STUDY TEXT —
↓↓↓
Most viruses are much smaller than the critters we feel comfortable calling "organisms." Since 2003, scientists have been finding enormous exceptions to this trend — viruses so large and complex that they even get infected by other viruses.

The world of these virus-infecting viruses known as virophages — which literally means, "things that devour viruses" — is still largely a mystery. So far, it looks like most giant viruses infect single-celled organisms such as amoeba, and scientists recently learned that they may play a key role in regulating the relationship between giant viruses and their prey. A species known as the Sputnik virophage may actually confer a kind of immunity to giant viruses upon amoebas, they report in the journal Proceedings of the National Academy of Sciences.

Most known viruses reproduce by injecting their genetic material into a host. That's a major reason that classifying them as living or nonliving gets messy.

It's also why classifying giant viruses gets even messier. Giant viruses, unlike their smaller counterparts, have all of the molecular machinery they need to reproduce — virophages wouldn't be able to infect them if they didn't, because they wouldn't be able to hijack their replication machinery.
↑↑↑
LISTED ENTRIES —
↓↓↓
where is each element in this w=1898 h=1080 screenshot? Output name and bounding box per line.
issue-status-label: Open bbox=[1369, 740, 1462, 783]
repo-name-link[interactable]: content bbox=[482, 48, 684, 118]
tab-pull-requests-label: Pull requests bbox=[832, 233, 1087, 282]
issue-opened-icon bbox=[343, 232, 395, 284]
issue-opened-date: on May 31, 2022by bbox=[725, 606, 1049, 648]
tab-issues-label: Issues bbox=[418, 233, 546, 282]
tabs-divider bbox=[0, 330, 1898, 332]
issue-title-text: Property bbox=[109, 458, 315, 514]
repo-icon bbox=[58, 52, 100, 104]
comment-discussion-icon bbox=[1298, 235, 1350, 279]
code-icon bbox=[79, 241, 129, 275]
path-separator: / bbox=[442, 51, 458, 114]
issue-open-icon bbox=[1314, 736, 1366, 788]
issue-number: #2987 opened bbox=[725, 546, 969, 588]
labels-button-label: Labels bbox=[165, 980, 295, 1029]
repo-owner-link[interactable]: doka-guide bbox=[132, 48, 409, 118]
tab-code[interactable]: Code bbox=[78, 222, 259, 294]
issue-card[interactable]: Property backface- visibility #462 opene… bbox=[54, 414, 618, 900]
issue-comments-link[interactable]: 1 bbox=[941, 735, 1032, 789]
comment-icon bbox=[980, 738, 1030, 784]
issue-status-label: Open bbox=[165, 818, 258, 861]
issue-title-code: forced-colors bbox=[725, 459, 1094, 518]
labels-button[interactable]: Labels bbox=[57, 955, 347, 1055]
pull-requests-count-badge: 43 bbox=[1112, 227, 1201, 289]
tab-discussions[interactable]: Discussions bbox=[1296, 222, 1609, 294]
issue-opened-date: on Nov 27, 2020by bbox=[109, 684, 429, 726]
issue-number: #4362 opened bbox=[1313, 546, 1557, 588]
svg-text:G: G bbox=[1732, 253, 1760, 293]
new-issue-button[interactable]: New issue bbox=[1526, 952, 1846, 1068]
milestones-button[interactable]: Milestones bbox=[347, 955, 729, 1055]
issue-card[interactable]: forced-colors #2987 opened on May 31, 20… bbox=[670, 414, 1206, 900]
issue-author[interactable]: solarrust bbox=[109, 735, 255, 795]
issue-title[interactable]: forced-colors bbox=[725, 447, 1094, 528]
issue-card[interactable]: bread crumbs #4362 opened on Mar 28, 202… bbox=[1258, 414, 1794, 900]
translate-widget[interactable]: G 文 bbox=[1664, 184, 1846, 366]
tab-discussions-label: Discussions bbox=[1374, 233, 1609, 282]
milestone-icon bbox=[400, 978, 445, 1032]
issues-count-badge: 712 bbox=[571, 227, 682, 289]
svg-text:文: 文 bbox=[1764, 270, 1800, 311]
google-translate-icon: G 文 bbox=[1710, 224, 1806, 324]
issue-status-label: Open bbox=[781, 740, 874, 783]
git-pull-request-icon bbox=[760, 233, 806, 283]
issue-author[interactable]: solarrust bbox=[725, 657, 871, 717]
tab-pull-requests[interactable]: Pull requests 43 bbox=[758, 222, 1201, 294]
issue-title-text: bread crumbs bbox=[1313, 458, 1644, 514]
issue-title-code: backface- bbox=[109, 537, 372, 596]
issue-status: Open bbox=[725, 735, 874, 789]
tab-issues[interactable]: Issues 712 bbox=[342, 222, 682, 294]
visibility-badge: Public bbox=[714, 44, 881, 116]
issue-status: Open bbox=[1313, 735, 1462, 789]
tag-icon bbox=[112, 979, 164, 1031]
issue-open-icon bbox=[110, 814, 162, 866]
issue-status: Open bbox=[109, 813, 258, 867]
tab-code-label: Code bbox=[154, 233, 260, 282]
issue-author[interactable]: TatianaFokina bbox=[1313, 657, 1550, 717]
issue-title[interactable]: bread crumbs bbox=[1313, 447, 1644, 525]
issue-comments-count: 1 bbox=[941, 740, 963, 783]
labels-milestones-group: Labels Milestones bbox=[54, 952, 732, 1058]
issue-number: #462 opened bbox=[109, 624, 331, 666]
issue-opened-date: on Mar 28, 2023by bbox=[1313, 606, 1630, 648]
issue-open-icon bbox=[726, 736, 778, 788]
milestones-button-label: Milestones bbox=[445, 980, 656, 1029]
↑↑↑
TASK SET —
a - According to the passage on giant viruses, in which journal did scientists report that the Sputnik virophage may give amoebas a kind of immunity?
b - Please write the next part of the passage on giant viruses, picking up after its last sentence.
The entries can be set aside; nothing here depends on them.

ANSWER SET —
a - Proceedings of the National Academy of Sciences.

b -
When Sputnik infects a giant virus such as the mamavirus, shown above, it injects its DNA into the virus so that it becomes integrated with the giant virus's genome. When the giant virus then infects the host, Sputnik's DNA becomes integrated into the prey's DNA, too.

The researchers found that the genes from Sputnik are highly expressed — in other words, used a lot — in the the genome of a species of algae called Bigelowiella natans. This suggests that the genes are serving some function in the algae, and it turns out that algae with Sputnik DNA tend to be less susceptible to infection by giant viruses.

Taken together, this evidence points toward Sputnik providing the algae with some sort of defense against their own prey, giant viruses. However, the field of virophage research is still brand new, and it has already been full of surprises, so scientists aren't sold on the idea just yet.